## START Dataset entries

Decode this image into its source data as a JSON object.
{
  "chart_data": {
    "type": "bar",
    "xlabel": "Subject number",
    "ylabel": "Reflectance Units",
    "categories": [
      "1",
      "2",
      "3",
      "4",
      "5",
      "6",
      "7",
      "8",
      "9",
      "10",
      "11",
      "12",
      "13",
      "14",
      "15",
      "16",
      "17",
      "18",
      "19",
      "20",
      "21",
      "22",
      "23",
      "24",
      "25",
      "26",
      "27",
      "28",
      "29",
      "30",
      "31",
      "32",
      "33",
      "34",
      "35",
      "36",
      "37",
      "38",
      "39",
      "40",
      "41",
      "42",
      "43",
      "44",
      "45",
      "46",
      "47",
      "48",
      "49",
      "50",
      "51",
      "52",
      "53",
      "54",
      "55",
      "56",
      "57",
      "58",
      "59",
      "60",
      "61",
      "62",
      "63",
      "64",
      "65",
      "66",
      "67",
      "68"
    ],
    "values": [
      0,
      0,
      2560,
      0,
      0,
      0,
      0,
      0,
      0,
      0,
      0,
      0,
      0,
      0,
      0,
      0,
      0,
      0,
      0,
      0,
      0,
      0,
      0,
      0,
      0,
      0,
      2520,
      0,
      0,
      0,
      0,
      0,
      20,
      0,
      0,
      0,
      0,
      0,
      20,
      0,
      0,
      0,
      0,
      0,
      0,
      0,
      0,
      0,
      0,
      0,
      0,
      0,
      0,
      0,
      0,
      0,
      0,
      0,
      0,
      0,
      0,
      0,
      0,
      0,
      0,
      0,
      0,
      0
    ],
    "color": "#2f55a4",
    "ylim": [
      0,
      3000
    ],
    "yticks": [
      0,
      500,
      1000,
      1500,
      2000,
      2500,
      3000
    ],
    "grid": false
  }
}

## END Dataset entries

What this task involves »
Retype the listing exactly, in full.

Output below »
Decode this image into its source data as a JSON object.
{
  "chart_data": {
    "type": "bar",
    "xlabel": "Subject number",
    "ylabel": "Reflectance Units",
    "categories": [
      "1",
      "2",
      "3",
      "4",
      "5",
      "6",
      "7",
      "8",
      "9",
      "10",
      "11",
      "12",
      "13",
      "14",
      "15",
      "16",
      "17",
      "18",
      "19",
      "20",
      "21",
      "22",
      "23",
      "24",
      "25",
      "26",
      "27",
      "28",
      "29",
      "30",
      "31",
      "32",
      "33",
      "34",
      "35",
      "36",
      "37",
      "38",
      "39",
      "40",
      "41",
      "42",
      "43",
      "44",
      "45",
      "46",
      "47",
      "48",
      "49",
      "50",
      "51",
      "52",
      "53",
      "54",
      "55",
      "56",
      "57",
      "58",
      "59",
      "60",
      "61",
      "62",
      "63",
      "64",
      "65",
      "66",
      "67",
      "68"
    ],
    "values": [
      0,
      0,
      2560,
      0,
      0,
      0,
      0,
      0,
      0,
      0,
      0,
      0,
      0,
      0,
      0,
      0,
      0,
      0,
      0,
      0,
      0,
      0,
      0,
      0,
      0,
      0,
      2520,
      0,
      0,
      0,
      0,
      0,
      20,
      0,
      0,
      0,
      0,
      0,
      20,
      0,
      0,
      0,
      0,
      0,
      0,
      0,
      0,
      0,
      0,
      0,
      0,
      0,
      0,
      0,
      0,
      0,
      0,
      0,
      0,
      0,
      0,
      0,
      0,
      0,
      0,
      0,
      0,
      0
    ],
    "color": "#2f55a4",
    "ylim": [
      0,
      3000
    ],
    "yticks": [
      0,
      500,
      1000,
      1500,
      2000,
      2500,
      3000
    ],
    "grid": false
  }
}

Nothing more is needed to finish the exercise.